#### PROBLEM REQUIREMENTS:
Rewrite the lines from the one with "category-1: (1) Official" to the one with "208 1002 225</box>", swapping "restriction" for "exception" and leaving everything else as it is.

#### GIVEN RECORDS:

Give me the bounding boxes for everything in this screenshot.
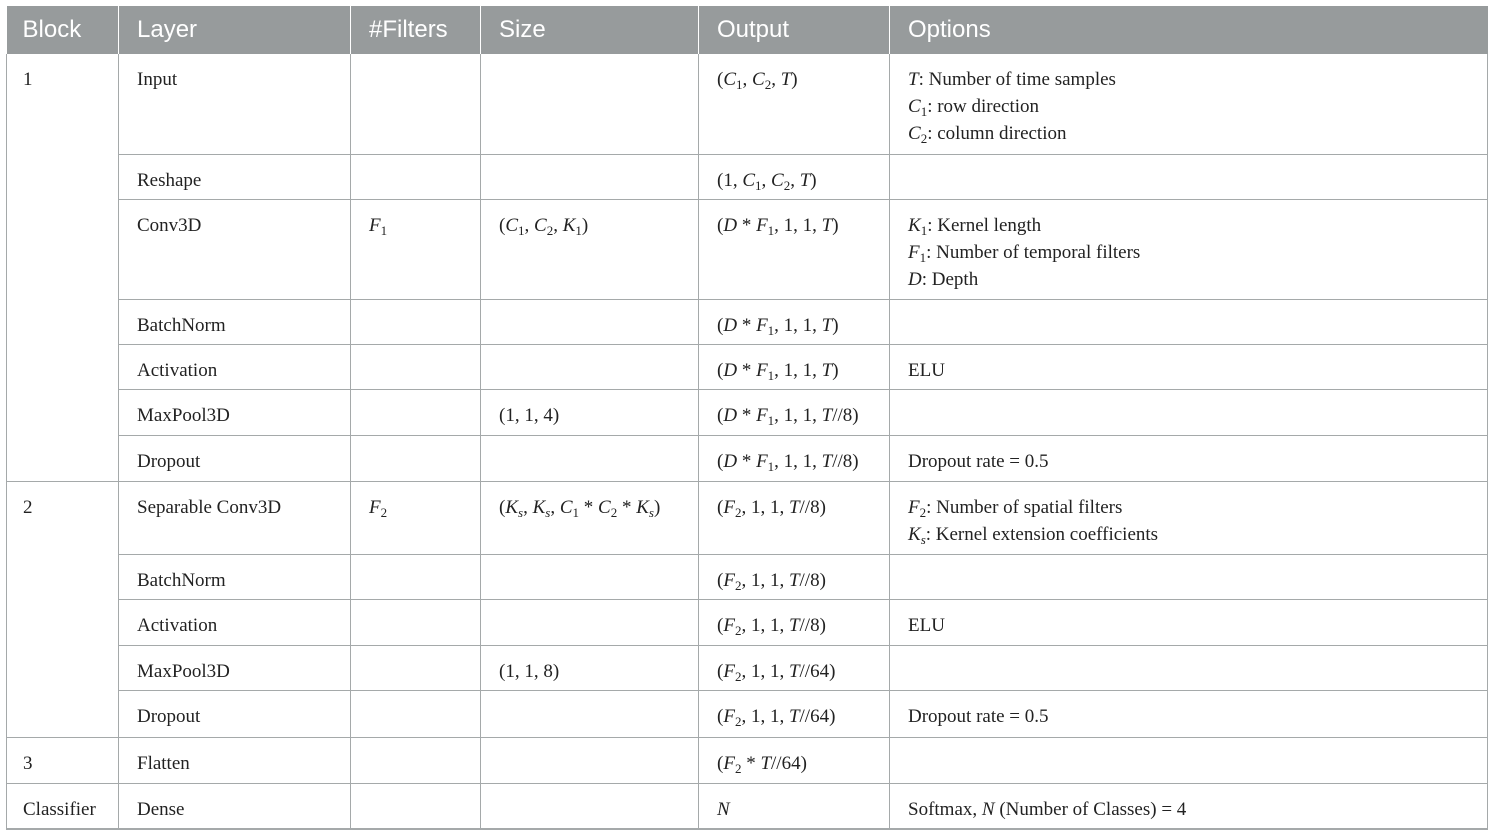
options-cell <box>890 435 1488 481</box>
table-row <box>7 690 1488 737</box>
output-cell: ($F_2$, 1, 1, T//8) <box>699 599 890 645</box>
options-cell <box>890 645 1488 690</box>
table-row <box>7 154 1488 199</box>
table-row <box>7 54 1488 154</box>
options-cell <box>890 199 1488 299</box>
output-cell: ($D * F_1$, 1, 1, T) <box>699 344 890 389</box>
layer-cell: MaxPool3D <box>119 645 351 690</box>
table-row <box>7 435 1488 481</box>
size-cell <box>481 599 699 645</box>
size-cell: ($K_s$, $K_s$, $C_1 * C_2 * K_s$) <box>481 481 699 554</box>
filters-cell <box>351 737 481 783</box>
filters-cell <box>351 690 481 737</box>
architecture-table <box>6 6 1488 830</box>
options-cell <box>890 344 1488 389</box>
output-cell: ($F_2$, 1, 1, T//64) <box>699 690 890 737</box>
size-cell <box>481 344 699 389</box>
table-row <box>7 645 1488 690</box>
layer-cell: Dropout <box>119 435 351 481</box>
header-output: Output <box>699 6 890 54</box>
table-row <box>7 783 1488 829</box>
option-line: $C_2$: column direction <box>908 123 1067 146</box>
option-line: ELU <box>908 359 945 381</box>
layer-cell: Reshape <box>119 154 351 199</box>
size-cell <box>481 783 699 829</box>
output-cell: ($F_2$, 1, 1, T//64) <box>699 645 890 690</box>
options-cell <box>890 299 1488 344</box>
table-row <box>7 199 1488 299</box>
filters-cell: $F_2$ <box>351 481 481 554</box>
options-cell <box>890 599 1488 645</box>
option-line: $F_1$: Number of temporal filters <box>908 241 1141 265</box>
block-cell: 1 <box>7 54 119 481</box>
output-cell: ($D * F_1$, 1, 1, T//8) <box>699 435 890 481</box>
size-cell <box>481 54 699 154</box>
options-cell <box>890 389 1488 435</box>
table-header <box>7 6 1488 54</box>
table-row <box>7 481 1488 554</box>
block-cell: 3 <box>7 737 119 783</box>
output-cell: ($F_2$, 1, 1, T//8) <box>699 481 890 554</box>
filters-cell <box>351 645 481 690</box>
options-cell <box>890 54 1488 154</box>
output-cell: $(F_2 * T//64)$ <box>699 737 890 783</box>
layer-cell: BatchNorm <box>119 554 351 599</box>
layer-cell: Activation <box>119 599 351 645</box>
layer-cell: Input <box>119 54 351 154</box>
layer-cell: Flatten <box>119 737 351 783</box>
header-size: Size <box>481 6 699 54</box>
filters-cell <box>351 599 481 645</box>
block-cell: 2 <box>7 481 119 737</box>
options-cell <box>890 690 1488 737</box>
option-line: $K_s$: Kernel extension coefficients <box>908 523 1159 547</box>
output-cell: (1, $C_1$, $C_2$, T) <box>699 154 890 199</box>
layer-cell: Activation <box>119 344 351 389</box>
option-line: Softmax, N (Number of Classes) = 4 <box>908 798 1187 820</box>
header-layer: Layer <box>119 6 351 54</box>
header-filters: #Filters <box>351 6 481 54</box>
filters-cell <box>351 389 481 435</box>
table-row <box>7 344 1488 389</box>
table-body <box>7 54 1488 829</box>
size-cell: ($C_1$, $C_2$, $K_1$) <box>481 199 699 299</box>
option-line: $C_1$: row direction <box>908 96 1040 119</box>
filters-cell <box>351 299 481 344</box>
option-line: ELU <box>908 614 945 636</box>
size-cell <box>481 554 699 599</box>
output-cell: ($C_1$, $C_2$, T) <box>699 54 890 154</box>
output-cell: N <box>699 783 890 829</box>
size-cell <box>481 299 699 344</box>
layer-cell: Dense <box>119 783 351 829</box>
option-line: T: Number of time samples <box>908 69 1116 90</box>
option-line: D: Depth <box>908 268 979 290</box>
option-line: Dropout rate = 0.5 <box>908 450 1049 472</box>
output-cell: ($D * F_1$, 1, 1, T) <box>699 299 890 344</box>
layer-cell: Dropout <box>119 690 351 737</box>
layer-cell: Separable Conv3D <box>119 481 351 554</box>
layer-cell: Conv3D <box>119 199 351 299</box>
size-cell <box>481 154 699 199</box>
filters-cell <box>351 344 481 389</box>
output-cell: ($F_2$, 1, 1, T//8) <box>699 554 890 599</box>
layer-cell: MaxPool3D <box>119 389 351 435</box>
options-cell <box>890 154 1488 199</box>
options-cell <box>890 554 1488 599</box>
size-cell: (1, 1, 8) <box>481 645 699 690</box>
table-row <box>7 599 1488 645</box>
output-cell: ($D * F_1$, 1, 1, T//8) <box>699 389 890 435</box>
filters-cell <box>351 435 481 481</box>
output-cell: ($D * F_1$, 1, 1, T) <box>699 199 890 299</box>
header-block: Block <box>22 16 82 43</box>
size-cell <box>481 435 699 481</box>
table-row <box>7 389 1488 435</box>
size-cell: (1, 1, 4) <box>481 389 699 435</box>
filters-cell <box>351 554 481 599</box>
layer-cell: BatchNorm <box>119 299 351 344</box>
filters-cell <box>351 783 481 829</box>
table-row <box>7 299 1488 344</box>
options-cell <box>890 783 1488 829</box>
filters-cell <box>351 154 481 199</box>
option-line: $K_1$: Kernel length <box>908 214 1042 238</box>
options-cell <box>890 737 1488 783</box>
table-row <box>7 554 1488 599</box>
option-line: $F_2$: Number of spatial filters <box>908 496 1123 520</box>
filters-cell: $F_1$ <box>351 199 481 299</box>
block-cell: Classifier <box>7 783 119 829</box>
filters-cell <box>351 54 481 154</box>
size-cell <box>481 690 699 737</box>
options-cell <box>890 481 1488 554</box>
header-row <box>7 6 1488 54</box>
size-cell <box>481 737 699 783</box>
option-line: Dropout rate = 0.5 <box>908 705 1049 727</box>
header-options: Options <box>890 6 1488 54</box>
table-row <box>7 737 1488 783</box>
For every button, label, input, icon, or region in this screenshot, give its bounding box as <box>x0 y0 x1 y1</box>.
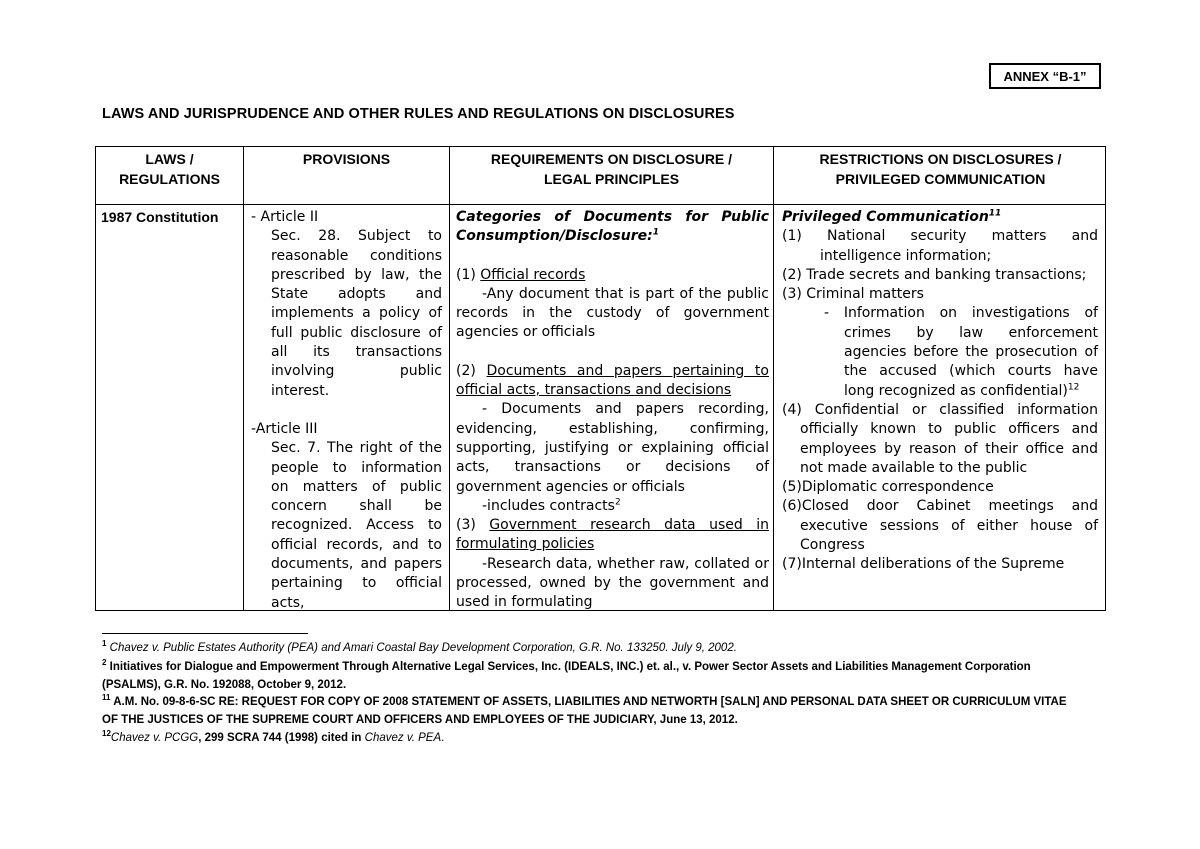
category-1: (1) Official records <box>456 266 586 283</box>
restriction-7: (7)Internal deliberations of the Supreme <box>782 556 1065 573</box>
restriction-3a: - Information on investigations of crimes by law enforcement agencies before the prosecution of the accused (which courts have long recognized as confidential)$^{12}$ <box>824 305 1098 399</box>
categories-heading: Categories of Documents for Public Consumption/Disclosure:$^1$ <box>456 209 769 245</box>
annex-label: ANNEX “B-1” <box>989 63 1101 89</box>
law-name: 1987 Constitution <box>101 209 219 225</box>
restriction-6: (6)Closed door Cabinet meetings and executive sessions of either house of Congress <box>782 498 1098 554</box>
header-provisions: PROVISIONS <box>302 151 391 167</box>
privileged-heading: Privileged Communication$^{11}$ <box>782 208 1002 225</box>
document-title: LAWS AND JURISPRUDENCE AND OTHER RULES AND REGULATIONS ON DISCLOSURES <box>102 106 735 122</box>
footnote-2: $^2$ Initiatives for Dialogue and Empowerment Through Alternative Legal Services, Inc. (IDEALS, INC.) et. al., v. Power Sector Assets and Liabilities Management Corporation (PSALMS), G.R. No. 192088, October 9, 2012. <box>102 658 1031 691</box>
footnote-11: $^{11}$ A.M. No. 09-8-6-SC RE: REQUEST FOR COPY OF 2008 STATEMENT OF ASSETS, LIABILITIES AND NETWORTH [SALN] AND PERSONAL DATA SHEET OR CURRICULUM VITAE OF THE JUSTICES OF THE SUPREME COURT AND OFFICERS AND EMPLOYEES OF THE JUDICIARY, June 13, 2012. <box>102 693 1067 726</box>
footnote-12: $^{12}$Chavez v. PCGG, 299 SCRA 744 (1998) cited in Chavez v. PEA. <box>102 729 445 744</box>
footnote-rule <box>102 633 308 634</box>
footnote-1: $^1$ Chavez v. Public Estates Authority (PEA) and Amari Coastal Bay Development Corporation, G.R. No. 133250. July 9, 2002. <box>102 639 737 654</box>
provisions-cell <box>251 208 442 611</box>
header-restrictions: RESTRICTIONS ON DISCLOSURES / PRIVILEGED COMMUNICATION <box>819 151 1062 187</box>
article-iii-label: -Article III <box>251 420 318 437</box>
header-requirements: REQUIREMENTS ON DISCLOSURE / LEGAL PRINCIPLES <box>490 151 733 187</box>
article-ii-label: - Article II <box>251 209 319 225</box>
category-3: (3) Government research data used in formulating policies <box>456 517 769 553</box>
disclosure-table <box>95 146 1106 611</box>
category-2: (2) Documents and papers pertaining to official acts, transactions and decisions <box>456 362 769 399</box>
sec-28-text: Sec. 28. Subject to reasonable conditions prescribed by law, the State adopts and implements a policy of full public disclosure of all its transactions involving public interest. <box>271 228 442 399</box>
header-divider <box>96 204 1105 205</box>
category-3-desc: -Research data, whether raw, collated or processed, owned by the government and used in formulating <box>456 555 769 611</box>
restriction-2: (2) Trade secrets and banking transactions; <box>782 266 1087 283</box>
category-2-desc: - Documents and papers recording, evidencing, establishing, confirming, supporting, justifying or explaining official acts, transactions or decisions of government agencies or officials <box>456 401 769 495</box>
restrictions-cell <box>782 208 1098 575</box>
restriction-4: (4) Confidential or classified information officially known to public officers and employees by reason of their office and not made available to the public <box>782 401 1098 476</box>
header-laws: LAWS / REGULATIONS <box>119 151 220 187</box>
column-divider <box>243 147 244 610</box>
requirements-cell <box>456 208 769 611</box>
restriction-3: (3) Criminal matters <box>782 286 924 303</box>
category-1-desc: -Any document that is part of the public records in the custody of government agencies or officials <box>456 285 769 341</box>
sec-7-text: Sec. 7. The right of the people to information on matters of public concern shall be recognized. Access to official records, and to documents, and papers pertaining to official acts, <box>271 440 442 611</box>
category-2-note: -includes contracts$^2$ <box>482 497 621 514</box>
restriction-1: (1) National security matters and intelligence information; <box>782 228 1098 264</box>
column-divider <box>773 147 774 610</box>
restriction-5: (5)Diplomatic correspondence <box>782 479 994 496</box>
column-divider <box>449 147 450 610</box>
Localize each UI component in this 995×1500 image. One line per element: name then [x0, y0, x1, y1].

#### COMPLETE RESPONSE:
category-1: (1) Official records <box>456 266 586 283</box>
exception-7: (7)Internal deliberations of the Supreme <box>782 556 1065 573</box>
exception-3a: - Information on investigations of crimes by law enforcement agencies before the prosecution of the accused (which courts have long recognized as confidential)$^{12}$ <box>824 305 1098 399</box>
categories-heading: Categories of Documents for Public Consumption/Disclosure:$^1$ <box>456 209 769 245</box>
annex-label: ANNEX “B-1” <box>989 63 1101 89</box>
law-name: 1987 Constitution <box>101 209 219 225</box>
exception-6: (6)Closed door Cabinet meetings and executive sessions of either house of Congress <box>782 498 1098 554</box>
header-provisions: PROVISIONS <box>302 151 391 167</box>
privileged-heading: Privileged Communication$^{11}$ <box>782 208 1002 225</box>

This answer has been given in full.